# Your task:
Type out the data exactly as given. Skip any image.

# Material for the task:
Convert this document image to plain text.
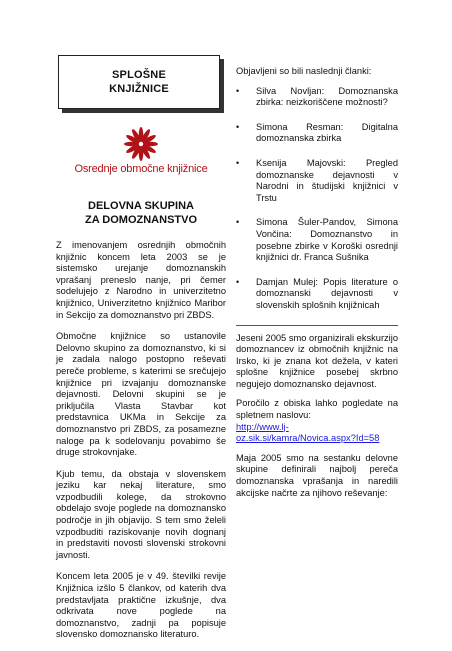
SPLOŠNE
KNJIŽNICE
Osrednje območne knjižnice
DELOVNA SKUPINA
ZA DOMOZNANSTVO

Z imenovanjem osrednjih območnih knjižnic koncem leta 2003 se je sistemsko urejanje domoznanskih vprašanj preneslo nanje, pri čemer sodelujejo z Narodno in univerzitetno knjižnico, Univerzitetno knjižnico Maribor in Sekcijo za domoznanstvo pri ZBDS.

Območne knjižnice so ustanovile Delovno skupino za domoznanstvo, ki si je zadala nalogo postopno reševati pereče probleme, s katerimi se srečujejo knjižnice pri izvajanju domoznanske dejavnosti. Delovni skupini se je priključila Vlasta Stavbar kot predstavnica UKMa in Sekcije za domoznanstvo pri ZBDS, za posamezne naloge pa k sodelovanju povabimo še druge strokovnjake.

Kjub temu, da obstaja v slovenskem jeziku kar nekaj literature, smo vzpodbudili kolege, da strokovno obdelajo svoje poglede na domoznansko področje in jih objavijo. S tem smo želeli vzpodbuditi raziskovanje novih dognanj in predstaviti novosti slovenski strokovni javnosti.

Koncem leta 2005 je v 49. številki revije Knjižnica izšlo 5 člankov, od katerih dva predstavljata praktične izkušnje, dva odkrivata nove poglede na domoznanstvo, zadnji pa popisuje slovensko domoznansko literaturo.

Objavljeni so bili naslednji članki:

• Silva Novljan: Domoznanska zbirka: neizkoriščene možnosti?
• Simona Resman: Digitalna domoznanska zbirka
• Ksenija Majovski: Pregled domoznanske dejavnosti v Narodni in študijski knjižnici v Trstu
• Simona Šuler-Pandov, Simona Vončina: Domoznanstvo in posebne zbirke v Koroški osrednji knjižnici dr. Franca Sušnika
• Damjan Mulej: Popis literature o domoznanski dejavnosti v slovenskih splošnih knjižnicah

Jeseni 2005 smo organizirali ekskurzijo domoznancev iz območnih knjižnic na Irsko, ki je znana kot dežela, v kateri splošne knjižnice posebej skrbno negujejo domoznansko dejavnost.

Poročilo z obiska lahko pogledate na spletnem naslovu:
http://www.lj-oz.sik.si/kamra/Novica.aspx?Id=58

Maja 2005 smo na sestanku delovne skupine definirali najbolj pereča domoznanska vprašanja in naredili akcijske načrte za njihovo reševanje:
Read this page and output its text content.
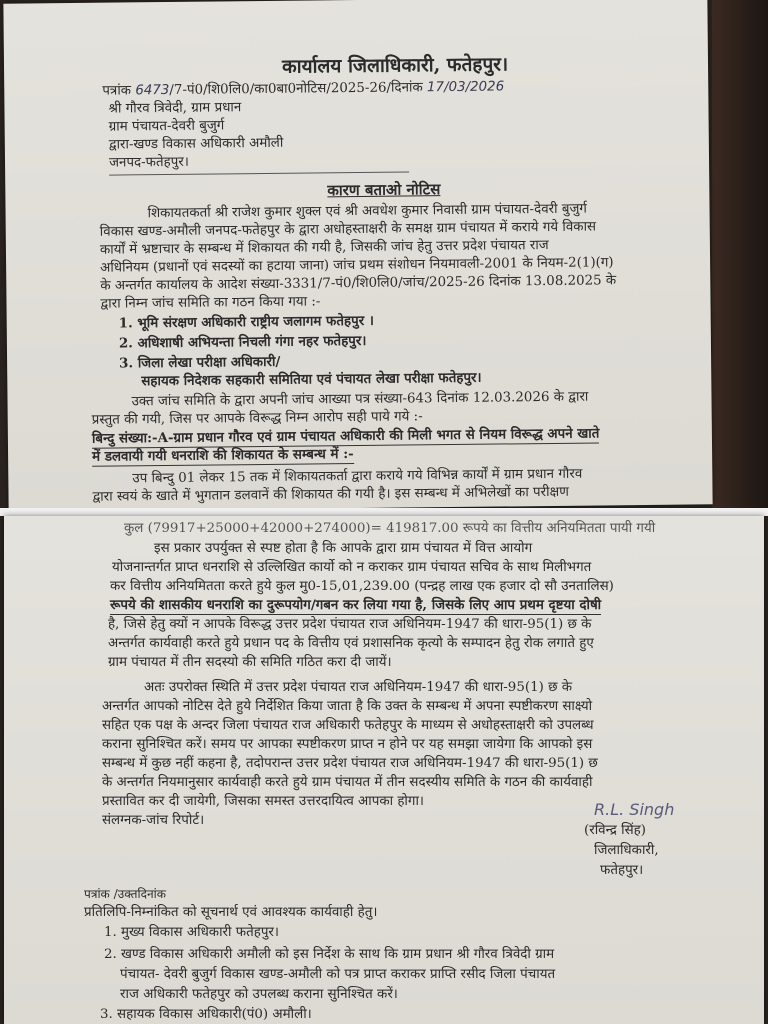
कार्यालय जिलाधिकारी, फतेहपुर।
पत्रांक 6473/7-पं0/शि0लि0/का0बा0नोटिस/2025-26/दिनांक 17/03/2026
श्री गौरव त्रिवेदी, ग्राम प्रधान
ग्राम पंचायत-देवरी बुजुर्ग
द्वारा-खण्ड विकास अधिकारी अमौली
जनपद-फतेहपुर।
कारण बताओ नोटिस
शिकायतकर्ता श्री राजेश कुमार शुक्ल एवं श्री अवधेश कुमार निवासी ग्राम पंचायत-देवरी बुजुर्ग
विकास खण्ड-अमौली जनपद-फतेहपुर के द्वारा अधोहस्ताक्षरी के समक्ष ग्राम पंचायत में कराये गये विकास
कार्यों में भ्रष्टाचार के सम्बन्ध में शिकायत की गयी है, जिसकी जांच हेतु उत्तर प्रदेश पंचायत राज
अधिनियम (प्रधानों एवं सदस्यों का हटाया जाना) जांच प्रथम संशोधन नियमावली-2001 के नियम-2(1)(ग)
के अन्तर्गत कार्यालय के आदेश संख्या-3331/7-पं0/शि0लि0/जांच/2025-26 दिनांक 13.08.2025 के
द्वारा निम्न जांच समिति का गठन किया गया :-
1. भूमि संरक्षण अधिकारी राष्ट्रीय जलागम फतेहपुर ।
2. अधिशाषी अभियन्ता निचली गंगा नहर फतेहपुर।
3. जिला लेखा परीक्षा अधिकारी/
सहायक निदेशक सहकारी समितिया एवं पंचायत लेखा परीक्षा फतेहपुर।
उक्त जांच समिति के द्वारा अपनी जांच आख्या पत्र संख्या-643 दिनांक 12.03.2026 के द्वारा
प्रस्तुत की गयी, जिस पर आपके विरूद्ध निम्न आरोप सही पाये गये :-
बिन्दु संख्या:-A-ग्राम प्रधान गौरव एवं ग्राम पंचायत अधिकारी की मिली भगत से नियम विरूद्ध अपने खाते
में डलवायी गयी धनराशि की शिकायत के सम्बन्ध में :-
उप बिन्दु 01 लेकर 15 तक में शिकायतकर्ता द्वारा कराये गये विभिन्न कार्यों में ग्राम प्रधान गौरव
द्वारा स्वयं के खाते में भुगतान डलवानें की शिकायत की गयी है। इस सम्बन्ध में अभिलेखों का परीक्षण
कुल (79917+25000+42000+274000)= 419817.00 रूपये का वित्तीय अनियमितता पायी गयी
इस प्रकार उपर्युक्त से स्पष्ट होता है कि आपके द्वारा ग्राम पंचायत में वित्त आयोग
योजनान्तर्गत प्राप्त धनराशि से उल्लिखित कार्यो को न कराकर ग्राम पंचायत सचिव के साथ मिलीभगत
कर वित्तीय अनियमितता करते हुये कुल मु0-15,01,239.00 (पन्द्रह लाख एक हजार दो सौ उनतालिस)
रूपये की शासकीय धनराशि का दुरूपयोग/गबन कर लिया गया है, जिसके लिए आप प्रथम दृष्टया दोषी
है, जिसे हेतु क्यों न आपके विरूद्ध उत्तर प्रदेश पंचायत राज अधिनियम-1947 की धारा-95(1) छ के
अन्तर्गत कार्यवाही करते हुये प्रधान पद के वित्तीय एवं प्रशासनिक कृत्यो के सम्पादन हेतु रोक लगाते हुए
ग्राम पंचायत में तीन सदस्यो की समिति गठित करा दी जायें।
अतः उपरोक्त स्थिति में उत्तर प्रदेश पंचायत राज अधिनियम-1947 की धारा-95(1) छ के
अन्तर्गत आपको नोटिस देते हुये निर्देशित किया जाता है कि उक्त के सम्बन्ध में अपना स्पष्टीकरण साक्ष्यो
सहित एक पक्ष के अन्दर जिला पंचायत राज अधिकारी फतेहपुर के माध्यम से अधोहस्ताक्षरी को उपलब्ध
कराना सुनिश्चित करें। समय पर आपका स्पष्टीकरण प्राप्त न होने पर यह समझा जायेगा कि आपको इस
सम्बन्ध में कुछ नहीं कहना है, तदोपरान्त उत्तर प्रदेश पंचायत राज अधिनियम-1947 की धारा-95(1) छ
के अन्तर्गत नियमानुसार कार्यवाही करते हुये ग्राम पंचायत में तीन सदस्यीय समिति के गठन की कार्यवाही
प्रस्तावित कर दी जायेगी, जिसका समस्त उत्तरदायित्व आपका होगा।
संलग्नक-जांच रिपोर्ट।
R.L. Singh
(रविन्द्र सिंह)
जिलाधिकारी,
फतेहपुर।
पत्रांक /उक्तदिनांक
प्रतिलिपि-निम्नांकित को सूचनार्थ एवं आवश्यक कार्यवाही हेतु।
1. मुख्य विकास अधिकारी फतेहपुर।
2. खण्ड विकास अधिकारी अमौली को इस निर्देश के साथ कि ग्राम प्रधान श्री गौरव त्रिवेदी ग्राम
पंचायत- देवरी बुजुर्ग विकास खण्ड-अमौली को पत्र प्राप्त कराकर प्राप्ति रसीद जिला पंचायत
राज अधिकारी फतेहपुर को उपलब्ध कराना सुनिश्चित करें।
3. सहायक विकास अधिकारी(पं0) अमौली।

# Output for this exercise:
Convert this document image to plain text.
SPLOŠNE
KNJIŽNICE
Osrednje območne knjižnice
DELOVNA SKUPINA
ZA DOMOZNANSTVO

Z imenovanjem osrednjih območnih knjižnic koncem leta 2003 se je sistemsko urejanje domoznanskih vprašanj preneslo nanje, pri čemer sodelujejo z Narodno in univerzitetno knjižnico, Univerzitetno knjižnico Maribor in Sekcijo za domoznanstvo pri ZBDS.

Območne knjižnice so ustanovile Delovno skupino za domoznanstvo, ki si je zadala nalogo postopno reševati pereče probleme, s katerimi se srečujejo knjižnice pri izvajanju domoznanske dejavnosti. Delovni skupini se je priključila Vlasta Stavbar kot predstavnica UKMa in Sekcije za domoznanstvo pri ZBDS, za posamezne naloge pa k sodelovanju povabimo še druge strokovnjake.

Kjub temu, da obstaja v slovenskem jeziku kar nekaj literature, smo vzpodbudili kolege, da strokovno obdelajo svoje poglede na domoznansko področje in jih objavijo. S tem smo želeli vzpodbuditi raziskovanje novih dognanj in predstaviti novosti slovenski strokovni javnosti.

Koncem leta 2005 je v 49. številki revije Knjižnica izšlo 5 člankov, od katerih dva predstavljata praktične izkušnje, dva odkrivata nove poglede na domoznanstvo, zadnji pa popisuje slovensko domoznansko literaturo.

Objavljeni so bili naslednji članki:

• Silva Novljan: Domoznanska zbirka: neizkoriščene možnosti?
• Simona Resman: Digitalna domoznanska zbirka
• Ksenija Majovski: Pregled domoznanske dejavnosti v Narodni in študijski knjižnici v Trstu
• Simona Šuler-Pandov, Simona Vončina: Domoznanstvo in posebne zbirke v Koroški osrednji knjižnici dr. Franca Sušnika
• Damjan Mulej: Popis literature o domoznanski dejavnosti v slovenskih splošnih knjižnicah

Jeseni 2005 smo organizirali ekskurzijo domoznancev iz območnih knjižnic na Irsko, ki je znana kot dežela, v kateri splošne knjižnice posebej skrbno negujejo domoznansko dejavnost.

Poročilo z obiska lahko pogledate na spletnem naslovu:
http://www.lj-oz.sik.si/kamra/Novica.aspx?Id=58

Maja 2005 smo na sestanku delovne skupine definirali najbolj pereča domoznanska vprašanja in naredili akcijske načrte za njihovo reševanje:
Read this page and output its text content.
कार्यालय जिलाधिकारी, फतेहपुर।
पत्रांक 6473/7-पं0/शि0लि0/का0बा0नोटिस/2025-26/दिनांक 17/03/2026
श्री गौरव त्रिवेदी, ग्राम प्रधान
ग्राम पंचायत-देवरी बुजुर्ग
द्वारा-खण्ड विकास अधिकारी अमौली
जनपद-फतेहपुर।
कारण बताओ नोटिस
शिकायतकर्ता श्री राजेश कुमार शुक्ल एवं श्री अवधेश कुमार निवासी ग्राम पंचायत-देवरी बुजुर्ग
विकास खण्ड-अमौली जनपद-फतेहपुर के द्वारा अधोहस्ताक्षरी के समक्ष ग्राम पंचायत में कराये गये विकास
कार्यों में भ्रष्टाचार के सम्बन्ध में शिकायत की गयी है, जिसकी जांच हेतु उत्तर प्रदेश पंचायत राज
अधिनियम (प्रधानों एवं सदस्यों का हटाया जाना) जांच प्रथम संशोधन नियमावली-2001 के नियम-2(1)(ग)
के अन्तर्गत कार्यालय के आदेश संख्या-3331/7-पं0/शि0लि0/जांच/2025-26 दिनांक 13.08.2025 के
द्वारा निम्न जांच समिति का गठन किया गया :-
1. भूमि संरक्षण अधिकारी राष्ट्रीय जलागम फतेहपुर ।
2. अधिशाषी अभियन्ता निचली गंगा नहर फतेहपुर।
3. जिला लेखा परीक्षा अधिकारी/
सहायक निदेशक सहकारी समितिया एवं पंचायत लेखा परीक्षा फतेहपुर।
उक्त जांच समिति के द्वारा अपनी जांच आख्या पत्र संख्या-643 दिनांक 12.03.2026 के द्वारा
प्रस्तुत की गयी, जिस पर आपके विरूद्ध निम्न आरोप सही पाये गये :-
बिन्दु संख्या:-A-ग्राम प्रधान गौरव एवं ग्राम पंचायत अधिकारी की मिली भगत से नियम विरूद्ध अपने खाते
में डलवायी गयी धनराशि की शिकायत के सम्बन्ध में :-
उप बिन्दु 01 लेकर 15 तक में शिकायतकर्ता द्वारा कराये गये विभिन्न कार्यों में ग्राम प्रधान गौरव
द्वारा स्वयं के खाते में भुगतान डलवानें की शिकायत की गयी है। इस सम्बन्ध में अभिलेखों का परीक्षण
कुल (79917+25000+42000+274000)= 419817.00 रूपये का वित्तीय अनियमितता पायी गयी
इस प्रकार उपर्युक्त से स्पष्ट होता है कि आपके द्वारा ग्राम पंचायत में वित्त आयोग
योजनान्तर्गत प्राप्त धनराशि से उल्लिखित कार्यो को न कराकर ग्राम पंचायत सचिव के साथ मिलीभगत
कर वित्तीय अनियमितता करते हुये कुल मु0-15,01,239.00 (पन्द्रह लाख एक हजार दो सौ उनतालिस)
रूपये की शासकीय धनराशि का दुरूपयोग/गबन कर लिया गया है, जिसके लिए आप प्रथम दृष्टया दोषी
है, जिसे हेतु क्यों न आपके विरूद्ध उत्तर प्रदेश पंचायत राज अधिनियम-1947 की धारा-95(1) छ के
अन्तर्गत कार्यवाही करते हुये प्रधान पद के वित्तीय एवं प्रशासनिक कृत्यो के सम्पादन हेतु रोक लगाते हुए
ग्राम पंचायत में तीन सदस्यो की समिति गठित करा दी जायें।
अतः उपरोक्त स्थिति में उत्तर प्रदेश पंचायत राज अधिनियम-1947 की धारा-95(1) छ के
अन्तर्गत आपको नोटिस देते हुये निर्देशित किया जाता है कि उक्त के सम्बन्ध में अपना स्पष्टीकरण साक्ष्यो
सहित एक पक्ष के अन्दर जिला पंचायत राज अधिकारी फतेहपुर के माध्यम से अधोहस्ताक्षरी को उपलब्ध
कराना सुनिश्चित करें। समय पर आपका स्पष्टीकरण प्राप्त न होने पर यह समझा जायेगा कि आपको इस
सम्बन्ध में कुछ नहीं कहना है, तदोपरान्त उत्तर प्रदेश पंचायत राज अधिनियम-1947 की धारा-95(1) छ
के अन्तर्गत नियमानुसार कार्यवाही करते हुये ग्राम पंचायत में तीन सदस्यीय समिति के गठन की कार्यवाही
प्रस्तावित कर दी जायेगी, जिसका समस्त उत्तरदायित्व आपका होगा।
संलग्नक-जांच रिपोर्ट।
R.L. Singh
(रविन्द्र सिंह)
जिलाधिकारी,
फतेहपुर।
पत्रांक /उक्तदिनांक
प्रतिलिपि-निम्नांकित को सूचनार्थ एवं आवश्यक कार्यवाही हेतु।
1. मुख्य विकास अधिकारी फतेहपुर।
2. खण्ड विकास अधिकारी अमौली को इस निर्देश के साथ कि ग्राम प्रधान श्री गौरव त्रिवेदी ग्राम
पंचायत- देवरी बुजुर्ग विकास खण्ड-अमौली को पत्र प्राप्त कराकर प्राप्ति रसीद जिला पंचायत
राज अधिकारी फतेहपुर को उपलब्ध कराना सुनिश्चित करें।
3. सहायक विकास अधिकारी(पं0) अमौली।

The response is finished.